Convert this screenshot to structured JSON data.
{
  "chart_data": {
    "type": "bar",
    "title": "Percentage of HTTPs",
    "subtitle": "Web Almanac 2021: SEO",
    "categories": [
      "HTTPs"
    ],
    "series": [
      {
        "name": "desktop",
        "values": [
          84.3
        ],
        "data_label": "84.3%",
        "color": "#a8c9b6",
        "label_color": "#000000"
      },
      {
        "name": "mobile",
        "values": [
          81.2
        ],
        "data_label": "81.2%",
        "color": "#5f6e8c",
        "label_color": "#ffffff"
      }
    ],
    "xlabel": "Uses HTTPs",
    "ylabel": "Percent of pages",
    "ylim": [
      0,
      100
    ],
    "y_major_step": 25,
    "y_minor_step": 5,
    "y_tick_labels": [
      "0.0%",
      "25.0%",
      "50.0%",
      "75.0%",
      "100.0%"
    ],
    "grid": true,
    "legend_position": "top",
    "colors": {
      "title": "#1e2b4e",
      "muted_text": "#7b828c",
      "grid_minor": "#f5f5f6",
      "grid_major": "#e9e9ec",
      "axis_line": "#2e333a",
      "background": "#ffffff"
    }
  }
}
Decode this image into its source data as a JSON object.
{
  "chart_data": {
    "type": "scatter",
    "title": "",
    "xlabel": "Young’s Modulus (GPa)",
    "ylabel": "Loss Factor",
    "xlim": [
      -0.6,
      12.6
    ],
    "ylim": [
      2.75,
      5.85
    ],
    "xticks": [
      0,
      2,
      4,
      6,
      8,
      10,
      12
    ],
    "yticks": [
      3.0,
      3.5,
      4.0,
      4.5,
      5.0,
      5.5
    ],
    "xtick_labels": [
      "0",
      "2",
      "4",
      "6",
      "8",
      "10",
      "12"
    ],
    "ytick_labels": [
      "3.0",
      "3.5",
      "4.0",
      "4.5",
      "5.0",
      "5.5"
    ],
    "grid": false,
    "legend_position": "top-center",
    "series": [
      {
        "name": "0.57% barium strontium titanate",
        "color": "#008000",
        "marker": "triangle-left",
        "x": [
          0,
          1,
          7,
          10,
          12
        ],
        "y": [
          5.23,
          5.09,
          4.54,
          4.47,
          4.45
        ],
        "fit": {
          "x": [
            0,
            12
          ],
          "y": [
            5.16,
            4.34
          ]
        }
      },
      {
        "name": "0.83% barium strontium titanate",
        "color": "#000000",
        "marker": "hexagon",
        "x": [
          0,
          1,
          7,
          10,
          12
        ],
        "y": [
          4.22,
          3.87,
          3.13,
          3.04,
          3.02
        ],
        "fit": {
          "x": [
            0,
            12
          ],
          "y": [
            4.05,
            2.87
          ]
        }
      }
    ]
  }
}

*****

- **EXERCISE GOAL**: All of the material above needs to be copied exactly.

- **ANSWER TO THE PROBLEM**:
Convert this screenshot to structured JSON data.
{
  "chart_data": {
    "type": "bar",
    "title": "Percentage of HTTPs",
    "subtitle": "Web Almanac 2021: SEO",
    "categories": [
      "HTTPs"
    ],
    "series": [
      {
        "name": "desktop",
        "values": [
          84.3
        ],
        "data_label": "84.3%",
        "color": "#a8c9b6",
        "label_color": "#000000"
      },
      {
        "name": "mobile",
        "values": [
          81.2
        ],
        "data_label": "81.2%",
        "color": "#5f6e8c",
        "label_color": "#ffffff"
      }
    ],
    "xlabel": "Uses HTTPs",
    "ylabel": "Percent of pages",
    "ylim": [
      0,
      100
    ],
    "y_major_step": 25,
    "y_minor_step": 5,
    "y_tick_labels": [
      "0.0%",
      "25.0%",
      "50.0%",
      "75.0%",
      "100.0%"
    ],
    "grid": true,
    "legend_position": "top",
    "colors": {
      "title": "#1e2b4e",
      "muted_text": "#7b828c",
      "grid_minor": "#f5f5f6",
      "grid_major": "#e9e9ec",
      "axis_line": "#2e333a",
      "background": "#ffffff"
    }
  }
}
Decode this image into its source data as a JSON object.
{
  "chart_data": {
    "type": "scatter",
    "title": "",
    "xlabel": "Young’s Modulus (GPa)",
    "ylabel": "Loss Factor",
    "xlim": [
      -0.6,
      12.6
    ],
    "ylim": [
      2.75,
      5.85
    ],
    "xticks": [
      0,
      2,
      4,
      6,
      8,
      10,
      12
    ],
    "yticks": [
      3.0,
      3.5,
      4.0,
      4.5,
      5.0,
      5.5
    ],
    "xtick_labels": [
      "0",
      "2",
      "4",
      "6",
      "8",
      "10",
      "12"
    ],
    "ytick_labels": [
      "3.0",
      "3.5",
      "4.0",
      "4.5",
      "5.0",
      "5.5"
    ],
    "grid": false,
    "legend_position": "top-center",
    "series": [
      {
        "name": "0.57% barium strontium titanate",
        "color": "#008000",
        "marker": "triangle-left",
        "x": [
          0,
          1,
          7,
          10,
          12
        ],
        "y": [
          5.23,
          5.09,
          4.54,
          4.47,
          4.45
        ],
        "fit": {
          "x": [
            0,
            12
          ],
          "y": [
            5.16,
            4.34
          ]
        }
      },
      {
        "name": "0.83% barium strontium titanate",
        "color": "#000000",
        "marker": "hexagon",
        "x": [
          0,
          1,
          7,
          10,
          12
        ],
        "y": [
          4.22,
          3.87,
          3.13,
          3.04,
          3.02
        ],
        "fit": {
          "x": [
            0,
            12
          ],
          "y": [
            4.05,
            2.87
          ]
        }
      }
    ]
  }
}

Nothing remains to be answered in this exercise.